**Directive**:
Return the full material exactly.

(Extracted data entries)
»»

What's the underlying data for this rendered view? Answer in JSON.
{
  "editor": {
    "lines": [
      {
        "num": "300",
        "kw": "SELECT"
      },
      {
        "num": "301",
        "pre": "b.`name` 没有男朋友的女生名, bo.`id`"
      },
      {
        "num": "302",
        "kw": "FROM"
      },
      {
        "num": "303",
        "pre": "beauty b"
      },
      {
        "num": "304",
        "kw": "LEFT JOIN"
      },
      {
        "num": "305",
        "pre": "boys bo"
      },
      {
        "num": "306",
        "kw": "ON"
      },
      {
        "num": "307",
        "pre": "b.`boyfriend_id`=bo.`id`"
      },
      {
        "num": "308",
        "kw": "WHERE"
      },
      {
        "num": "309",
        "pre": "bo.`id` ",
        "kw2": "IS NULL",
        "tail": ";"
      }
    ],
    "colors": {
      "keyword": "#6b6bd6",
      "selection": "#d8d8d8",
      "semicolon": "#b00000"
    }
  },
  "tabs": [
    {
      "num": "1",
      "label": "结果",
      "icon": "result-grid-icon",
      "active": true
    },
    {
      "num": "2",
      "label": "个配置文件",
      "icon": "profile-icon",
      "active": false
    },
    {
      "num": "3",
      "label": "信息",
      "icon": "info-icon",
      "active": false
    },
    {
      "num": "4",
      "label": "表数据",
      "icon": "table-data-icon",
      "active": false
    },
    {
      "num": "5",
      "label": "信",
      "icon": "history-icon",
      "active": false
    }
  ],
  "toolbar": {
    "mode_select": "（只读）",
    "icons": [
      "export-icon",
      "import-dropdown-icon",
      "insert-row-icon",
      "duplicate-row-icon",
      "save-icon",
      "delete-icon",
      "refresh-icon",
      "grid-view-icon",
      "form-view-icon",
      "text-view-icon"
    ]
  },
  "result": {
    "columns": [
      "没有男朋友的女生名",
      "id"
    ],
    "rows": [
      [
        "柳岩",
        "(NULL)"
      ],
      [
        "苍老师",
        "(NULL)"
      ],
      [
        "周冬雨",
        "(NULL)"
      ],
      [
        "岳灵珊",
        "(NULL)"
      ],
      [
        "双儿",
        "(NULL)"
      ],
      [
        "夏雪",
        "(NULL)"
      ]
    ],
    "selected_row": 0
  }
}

««

**Solution for this problem**:
What's the underlying data for this rendered view? Answer in JSON.
{
  "editor": {
    "lines": [
      {
        "num": "300",
        "kw": "SELECT"
      },
      {
        "num": "301",
        "pre": "b.`name` 没有男朋友的女生名, bo.`id`"
      },
      {
        "num": "302",
        "kw": "FROM"
      },
      {
        "num": "303",
        "pre": "beauty b"
      },
      {
        "num": "304",
        "kw": "LEFT JOIN"
      },
      {
        "num": "305",
        "pre": "boys bo"
      },
      {
        "num": "306",
        "kw": "ON"
      },
      {
        "num": "307",
        "pre": "b.`boyfriend_id`=bo.`id`"
      },
      {
        "num": "308",
        "kw": "WHERE"
      },
      {
        "num": "309",
        "pre": "bo.`id` ",
        "kw2": "IS NULL",
        "tail": ";"
      }
    ],
    "colors": {
      "keyword": "#6b6bd6",
      "selection": "#d8d8d8",
      "semicolon": "#b00000"
    }
  },
  "tabs": [
    {
      "num": "1",
      "label": "结果",
      "icon": "result-grid-icon",
      "active": true
    },
    {
      "num": "2",
      "label": "个配置文件",
      "icon": "profile-icon",
      "active": false
    },
    {
      "num": "3",
      "label": "信息",
      "icon": "info-icon",
      "active": false
    },
    {
      "num": "4",
      "label": "表数据",
      "icon": "table-data-icon",
      "active": false
    },
    {
      "num": "5",
      "label": "信",
      "icon": "history-icon",
      "active": false
    }
  ],
  "toolbar": {
    "mode_select": "（只读）",
    "icons": [
      "export-icon",
      "import-dropdown-icon",
      "insert-row-icon",
      "duplicate-row-icon",
      "save-icon",
      "delete-icon",
      "refresh-icon",
      "grid-view-icon",
      "form-view-icon",
      "text-view-icon"
    ]
  },
  "result": {
    "columns": [
      "没有男朋友的女生名",
      "id"
    ],
    "rows": [
      [
        "柳岩",
        "(NULL)"
      ],
      [
        "苍老师",
        "(NULL)"
      ],
      [
        "周冬雨",
        "(NULL)"
      ],
      [
        "岳灵珊",
        "(NULL)"
      ],
      [
        "双儿",
        "(NULL)"
      ],
      [
        "夏雪",
        "(NULL)"
      ]
    ],
    "selected_row": 0
  }
}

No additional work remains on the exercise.